- A block of data -
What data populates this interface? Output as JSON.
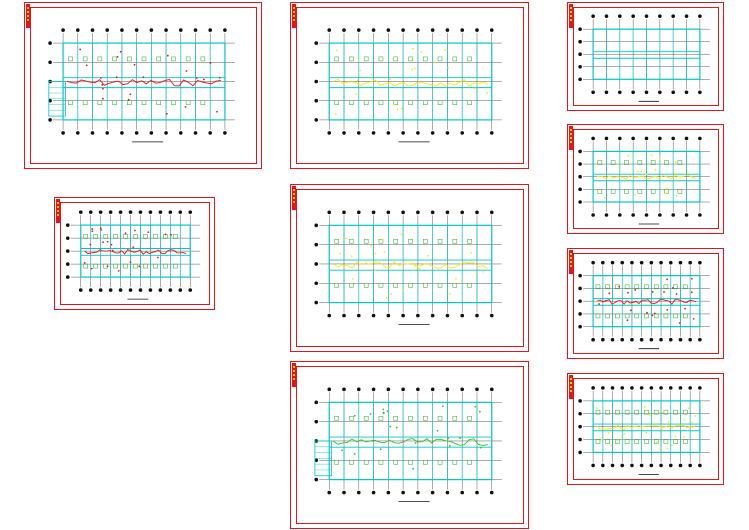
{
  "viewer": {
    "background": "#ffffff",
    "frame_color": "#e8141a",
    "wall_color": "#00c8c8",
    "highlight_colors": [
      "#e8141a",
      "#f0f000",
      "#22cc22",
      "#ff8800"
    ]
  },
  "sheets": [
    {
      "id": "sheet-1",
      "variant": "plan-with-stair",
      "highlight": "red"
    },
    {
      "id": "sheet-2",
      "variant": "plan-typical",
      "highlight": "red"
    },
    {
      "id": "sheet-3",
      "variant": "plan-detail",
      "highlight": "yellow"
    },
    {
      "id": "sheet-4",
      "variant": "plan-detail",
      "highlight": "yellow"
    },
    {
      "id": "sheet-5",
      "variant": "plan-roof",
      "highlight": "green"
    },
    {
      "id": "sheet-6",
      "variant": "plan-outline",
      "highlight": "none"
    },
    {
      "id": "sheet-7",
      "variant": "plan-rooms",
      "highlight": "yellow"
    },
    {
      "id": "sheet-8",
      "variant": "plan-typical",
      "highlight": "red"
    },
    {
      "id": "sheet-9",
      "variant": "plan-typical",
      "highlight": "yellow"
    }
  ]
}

---

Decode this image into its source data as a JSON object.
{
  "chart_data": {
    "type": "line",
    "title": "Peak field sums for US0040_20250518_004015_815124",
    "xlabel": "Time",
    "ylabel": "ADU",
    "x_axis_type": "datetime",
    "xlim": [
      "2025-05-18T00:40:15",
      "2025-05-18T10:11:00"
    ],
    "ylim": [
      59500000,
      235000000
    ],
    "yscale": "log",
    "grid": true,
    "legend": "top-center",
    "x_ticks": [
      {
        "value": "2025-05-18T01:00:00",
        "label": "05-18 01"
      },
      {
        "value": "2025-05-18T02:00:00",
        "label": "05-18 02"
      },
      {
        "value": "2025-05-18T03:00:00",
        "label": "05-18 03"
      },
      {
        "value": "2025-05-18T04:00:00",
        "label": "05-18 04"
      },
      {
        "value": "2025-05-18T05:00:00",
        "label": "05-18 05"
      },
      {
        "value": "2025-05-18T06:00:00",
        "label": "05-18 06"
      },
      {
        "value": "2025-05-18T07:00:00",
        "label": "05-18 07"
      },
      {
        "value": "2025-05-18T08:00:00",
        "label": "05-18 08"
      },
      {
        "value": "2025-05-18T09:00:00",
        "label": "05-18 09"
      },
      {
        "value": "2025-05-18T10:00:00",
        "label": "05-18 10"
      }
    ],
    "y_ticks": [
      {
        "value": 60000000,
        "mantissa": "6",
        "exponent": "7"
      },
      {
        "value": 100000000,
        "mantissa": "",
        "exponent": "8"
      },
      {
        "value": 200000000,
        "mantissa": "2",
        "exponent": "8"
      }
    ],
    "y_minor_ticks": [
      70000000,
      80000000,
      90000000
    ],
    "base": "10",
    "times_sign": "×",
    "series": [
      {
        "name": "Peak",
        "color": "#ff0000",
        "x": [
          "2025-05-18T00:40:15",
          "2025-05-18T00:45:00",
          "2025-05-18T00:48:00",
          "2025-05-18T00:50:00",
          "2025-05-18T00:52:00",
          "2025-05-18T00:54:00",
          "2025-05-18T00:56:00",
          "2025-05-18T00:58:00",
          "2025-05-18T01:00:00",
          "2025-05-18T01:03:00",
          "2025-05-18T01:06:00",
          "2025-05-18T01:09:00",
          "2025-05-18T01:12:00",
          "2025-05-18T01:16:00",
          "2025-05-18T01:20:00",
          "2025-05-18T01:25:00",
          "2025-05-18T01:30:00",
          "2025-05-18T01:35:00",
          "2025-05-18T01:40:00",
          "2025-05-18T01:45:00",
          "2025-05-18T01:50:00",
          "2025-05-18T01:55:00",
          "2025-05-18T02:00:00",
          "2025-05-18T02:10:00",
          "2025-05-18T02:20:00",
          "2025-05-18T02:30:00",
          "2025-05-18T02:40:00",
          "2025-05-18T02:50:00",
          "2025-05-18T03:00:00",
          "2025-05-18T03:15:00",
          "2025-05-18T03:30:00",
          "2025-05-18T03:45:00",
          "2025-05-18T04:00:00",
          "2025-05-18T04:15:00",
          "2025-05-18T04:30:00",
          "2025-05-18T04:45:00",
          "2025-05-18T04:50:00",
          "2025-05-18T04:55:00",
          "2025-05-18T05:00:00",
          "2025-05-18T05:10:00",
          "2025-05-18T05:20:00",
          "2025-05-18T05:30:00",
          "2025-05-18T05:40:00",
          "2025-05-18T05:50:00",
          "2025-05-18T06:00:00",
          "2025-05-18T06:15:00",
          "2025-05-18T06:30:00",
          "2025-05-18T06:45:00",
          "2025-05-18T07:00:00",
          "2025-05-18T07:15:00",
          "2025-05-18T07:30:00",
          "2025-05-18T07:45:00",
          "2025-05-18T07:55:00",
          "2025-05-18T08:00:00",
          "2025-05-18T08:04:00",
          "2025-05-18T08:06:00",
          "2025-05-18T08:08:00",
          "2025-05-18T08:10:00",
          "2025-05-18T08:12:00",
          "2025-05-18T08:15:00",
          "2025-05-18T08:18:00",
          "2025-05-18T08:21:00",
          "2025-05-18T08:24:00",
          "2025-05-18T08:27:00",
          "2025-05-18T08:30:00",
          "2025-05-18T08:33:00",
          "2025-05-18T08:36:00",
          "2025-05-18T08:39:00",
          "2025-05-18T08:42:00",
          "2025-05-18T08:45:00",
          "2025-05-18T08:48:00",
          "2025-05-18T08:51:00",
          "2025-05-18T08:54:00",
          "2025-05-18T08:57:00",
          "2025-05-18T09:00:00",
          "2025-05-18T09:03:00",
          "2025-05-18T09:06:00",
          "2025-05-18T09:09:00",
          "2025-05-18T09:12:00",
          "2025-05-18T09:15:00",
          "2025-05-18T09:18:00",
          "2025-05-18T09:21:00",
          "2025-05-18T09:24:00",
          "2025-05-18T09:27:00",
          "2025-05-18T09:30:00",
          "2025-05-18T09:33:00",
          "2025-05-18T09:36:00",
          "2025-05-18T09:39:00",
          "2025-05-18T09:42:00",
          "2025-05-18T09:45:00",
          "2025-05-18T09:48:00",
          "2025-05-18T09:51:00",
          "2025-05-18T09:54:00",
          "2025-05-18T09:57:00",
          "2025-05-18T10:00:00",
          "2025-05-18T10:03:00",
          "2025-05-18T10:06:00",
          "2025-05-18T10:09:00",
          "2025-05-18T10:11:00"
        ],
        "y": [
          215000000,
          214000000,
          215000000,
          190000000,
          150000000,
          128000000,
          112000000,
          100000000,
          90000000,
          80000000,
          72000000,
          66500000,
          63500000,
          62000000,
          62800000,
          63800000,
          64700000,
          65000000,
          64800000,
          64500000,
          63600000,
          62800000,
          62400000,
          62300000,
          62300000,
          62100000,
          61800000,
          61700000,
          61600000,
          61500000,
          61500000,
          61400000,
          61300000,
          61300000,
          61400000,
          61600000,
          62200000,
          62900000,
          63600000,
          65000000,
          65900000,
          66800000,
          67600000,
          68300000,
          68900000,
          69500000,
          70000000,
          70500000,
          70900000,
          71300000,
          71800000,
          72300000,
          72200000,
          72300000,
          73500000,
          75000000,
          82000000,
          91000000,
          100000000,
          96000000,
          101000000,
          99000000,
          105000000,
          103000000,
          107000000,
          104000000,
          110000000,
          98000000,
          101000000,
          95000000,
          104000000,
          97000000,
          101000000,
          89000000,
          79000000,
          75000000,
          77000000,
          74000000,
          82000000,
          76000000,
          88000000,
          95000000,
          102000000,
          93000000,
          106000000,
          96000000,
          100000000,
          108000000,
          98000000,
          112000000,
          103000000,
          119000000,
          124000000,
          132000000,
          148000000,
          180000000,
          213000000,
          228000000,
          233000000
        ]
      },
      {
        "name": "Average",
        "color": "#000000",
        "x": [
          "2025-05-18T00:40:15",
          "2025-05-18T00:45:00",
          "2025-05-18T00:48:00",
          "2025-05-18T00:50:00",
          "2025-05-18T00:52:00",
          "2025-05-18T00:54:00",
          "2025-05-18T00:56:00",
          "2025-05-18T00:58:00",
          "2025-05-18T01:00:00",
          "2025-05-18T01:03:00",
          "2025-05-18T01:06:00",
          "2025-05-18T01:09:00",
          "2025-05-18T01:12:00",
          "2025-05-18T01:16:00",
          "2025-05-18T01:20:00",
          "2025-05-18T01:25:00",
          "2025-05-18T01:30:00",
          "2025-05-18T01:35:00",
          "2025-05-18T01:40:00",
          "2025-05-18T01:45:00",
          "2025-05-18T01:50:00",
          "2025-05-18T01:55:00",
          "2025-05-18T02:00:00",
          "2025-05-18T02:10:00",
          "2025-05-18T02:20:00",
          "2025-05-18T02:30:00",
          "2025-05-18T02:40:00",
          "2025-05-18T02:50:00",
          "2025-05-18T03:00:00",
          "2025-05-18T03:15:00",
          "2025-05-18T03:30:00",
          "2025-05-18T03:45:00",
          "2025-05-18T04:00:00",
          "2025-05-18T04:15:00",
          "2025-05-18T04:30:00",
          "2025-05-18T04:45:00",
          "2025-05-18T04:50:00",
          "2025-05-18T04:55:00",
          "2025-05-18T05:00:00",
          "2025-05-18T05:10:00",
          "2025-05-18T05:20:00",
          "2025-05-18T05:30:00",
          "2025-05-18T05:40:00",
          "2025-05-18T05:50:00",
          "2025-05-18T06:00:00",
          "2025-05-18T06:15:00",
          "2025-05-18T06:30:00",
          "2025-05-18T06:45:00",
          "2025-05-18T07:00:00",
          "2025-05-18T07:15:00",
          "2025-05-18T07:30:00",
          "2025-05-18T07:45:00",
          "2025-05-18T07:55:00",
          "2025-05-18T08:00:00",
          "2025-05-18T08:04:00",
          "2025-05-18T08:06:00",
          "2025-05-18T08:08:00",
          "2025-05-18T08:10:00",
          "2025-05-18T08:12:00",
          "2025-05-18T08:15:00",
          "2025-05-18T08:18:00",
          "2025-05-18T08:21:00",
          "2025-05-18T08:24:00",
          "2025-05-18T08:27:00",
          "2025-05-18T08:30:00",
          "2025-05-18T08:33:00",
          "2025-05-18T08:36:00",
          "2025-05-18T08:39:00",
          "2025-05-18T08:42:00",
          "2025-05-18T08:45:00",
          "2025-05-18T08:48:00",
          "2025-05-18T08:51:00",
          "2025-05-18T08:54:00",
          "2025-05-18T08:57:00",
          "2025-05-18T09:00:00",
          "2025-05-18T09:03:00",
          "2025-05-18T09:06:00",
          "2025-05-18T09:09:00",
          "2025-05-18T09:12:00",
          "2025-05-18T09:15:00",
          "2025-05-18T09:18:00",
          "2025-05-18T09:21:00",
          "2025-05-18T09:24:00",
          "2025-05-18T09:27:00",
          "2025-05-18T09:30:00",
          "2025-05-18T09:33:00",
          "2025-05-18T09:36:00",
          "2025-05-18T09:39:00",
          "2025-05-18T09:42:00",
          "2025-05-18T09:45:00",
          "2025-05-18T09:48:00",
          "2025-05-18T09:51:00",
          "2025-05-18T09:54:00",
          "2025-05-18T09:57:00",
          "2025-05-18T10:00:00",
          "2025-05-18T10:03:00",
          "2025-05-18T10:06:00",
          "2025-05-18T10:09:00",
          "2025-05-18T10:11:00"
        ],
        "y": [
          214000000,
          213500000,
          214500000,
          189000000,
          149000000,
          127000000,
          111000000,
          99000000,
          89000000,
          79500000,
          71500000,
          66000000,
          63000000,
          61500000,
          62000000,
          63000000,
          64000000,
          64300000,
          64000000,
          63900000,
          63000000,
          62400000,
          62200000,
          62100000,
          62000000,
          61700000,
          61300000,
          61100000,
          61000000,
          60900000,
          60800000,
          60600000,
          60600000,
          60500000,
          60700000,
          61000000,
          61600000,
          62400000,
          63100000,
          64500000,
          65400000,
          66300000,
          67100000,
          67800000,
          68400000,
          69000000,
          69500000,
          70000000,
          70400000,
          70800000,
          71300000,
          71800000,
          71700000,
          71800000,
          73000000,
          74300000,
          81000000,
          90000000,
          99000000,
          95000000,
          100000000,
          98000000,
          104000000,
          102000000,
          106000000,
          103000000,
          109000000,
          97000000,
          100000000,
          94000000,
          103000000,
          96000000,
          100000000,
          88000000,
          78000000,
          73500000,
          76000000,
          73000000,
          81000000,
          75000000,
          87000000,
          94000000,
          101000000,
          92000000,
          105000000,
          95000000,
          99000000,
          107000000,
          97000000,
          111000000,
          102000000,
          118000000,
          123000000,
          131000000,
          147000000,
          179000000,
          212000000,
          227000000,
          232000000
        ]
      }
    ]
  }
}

- GIVEN REQUEST -
The word "JSON" appears in how many lines of the data? Answer with only the number.

- ANSWER TO THIS PROBLEM -
2